SHORT TASK: Sift the listing for lines that hold the string "event" and pull them out.

RECORDS FOR PROCESSING:
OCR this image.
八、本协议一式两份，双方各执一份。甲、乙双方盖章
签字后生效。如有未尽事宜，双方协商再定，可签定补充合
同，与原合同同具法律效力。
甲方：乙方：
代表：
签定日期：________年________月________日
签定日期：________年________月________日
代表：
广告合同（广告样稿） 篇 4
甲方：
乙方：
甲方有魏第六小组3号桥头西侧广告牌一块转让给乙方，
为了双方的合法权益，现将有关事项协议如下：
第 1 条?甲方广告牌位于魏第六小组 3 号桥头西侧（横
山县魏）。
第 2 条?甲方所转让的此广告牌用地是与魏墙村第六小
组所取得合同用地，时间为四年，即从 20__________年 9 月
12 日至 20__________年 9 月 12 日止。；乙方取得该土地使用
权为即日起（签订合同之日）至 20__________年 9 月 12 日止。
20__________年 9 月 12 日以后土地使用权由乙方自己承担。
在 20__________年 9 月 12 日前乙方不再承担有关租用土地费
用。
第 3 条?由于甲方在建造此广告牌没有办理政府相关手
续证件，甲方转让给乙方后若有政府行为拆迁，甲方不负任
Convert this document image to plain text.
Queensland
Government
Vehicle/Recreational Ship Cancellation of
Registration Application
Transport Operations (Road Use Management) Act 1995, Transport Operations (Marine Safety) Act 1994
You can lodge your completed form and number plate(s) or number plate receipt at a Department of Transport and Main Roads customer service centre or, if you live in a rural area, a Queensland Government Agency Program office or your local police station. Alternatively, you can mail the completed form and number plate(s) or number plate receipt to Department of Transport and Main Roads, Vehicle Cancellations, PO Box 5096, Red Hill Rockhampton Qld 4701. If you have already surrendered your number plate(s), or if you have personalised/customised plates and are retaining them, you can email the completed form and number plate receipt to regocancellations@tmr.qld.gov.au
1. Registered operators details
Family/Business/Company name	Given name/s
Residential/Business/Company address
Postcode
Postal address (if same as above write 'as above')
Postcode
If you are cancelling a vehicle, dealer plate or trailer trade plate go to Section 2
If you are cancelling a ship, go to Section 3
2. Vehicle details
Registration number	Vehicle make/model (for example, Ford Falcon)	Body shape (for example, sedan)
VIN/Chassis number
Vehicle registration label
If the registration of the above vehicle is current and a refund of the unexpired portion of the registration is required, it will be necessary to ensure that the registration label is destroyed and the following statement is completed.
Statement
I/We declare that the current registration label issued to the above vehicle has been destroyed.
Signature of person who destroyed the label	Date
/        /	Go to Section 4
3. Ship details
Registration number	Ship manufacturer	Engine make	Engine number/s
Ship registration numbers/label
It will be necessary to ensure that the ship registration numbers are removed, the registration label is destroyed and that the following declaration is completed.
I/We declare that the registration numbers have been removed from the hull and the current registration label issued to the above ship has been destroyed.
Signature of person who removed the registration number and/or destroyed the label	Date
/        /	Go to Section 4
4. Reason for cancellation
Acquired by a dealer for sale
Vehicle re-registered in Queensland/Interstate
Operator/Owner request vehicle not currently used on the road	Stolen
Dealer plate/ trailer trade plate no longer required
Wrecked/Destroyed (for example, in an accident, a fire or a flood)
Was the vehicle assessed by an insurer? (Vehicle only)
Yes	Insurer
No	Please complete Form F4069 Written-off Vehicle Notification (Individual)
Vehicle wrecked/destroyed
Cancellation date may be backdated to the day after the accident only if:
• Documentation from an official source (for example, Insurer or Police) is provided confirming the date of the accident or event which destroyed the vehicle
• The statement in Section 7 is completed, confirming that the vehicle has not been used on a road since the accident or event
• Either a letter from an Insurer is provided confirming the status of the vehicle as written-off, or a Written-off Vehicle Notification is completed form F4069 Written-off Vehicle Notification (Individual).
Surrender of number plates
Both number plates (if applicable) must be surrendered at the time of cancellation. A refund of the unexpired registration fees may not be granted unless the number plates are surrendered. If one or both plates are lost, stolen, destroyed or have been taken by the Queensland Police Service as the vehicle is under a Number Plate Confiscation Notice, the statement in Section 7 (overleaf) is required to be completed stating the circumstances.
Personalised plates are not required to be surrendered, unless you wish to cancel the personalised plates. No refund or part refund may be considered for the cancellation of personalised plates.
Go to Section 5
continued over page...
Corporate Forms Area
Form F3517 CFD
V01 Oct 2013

SOLUTION TO THIS EXERCISE:
• Documentation from an official source (for example, Insurer or Police) is provided confirming the date of the accident or event which destroyed the vehicle
• The statement in Section 7 is completed, confirming that the vehicle has not been used on a road since the accident or event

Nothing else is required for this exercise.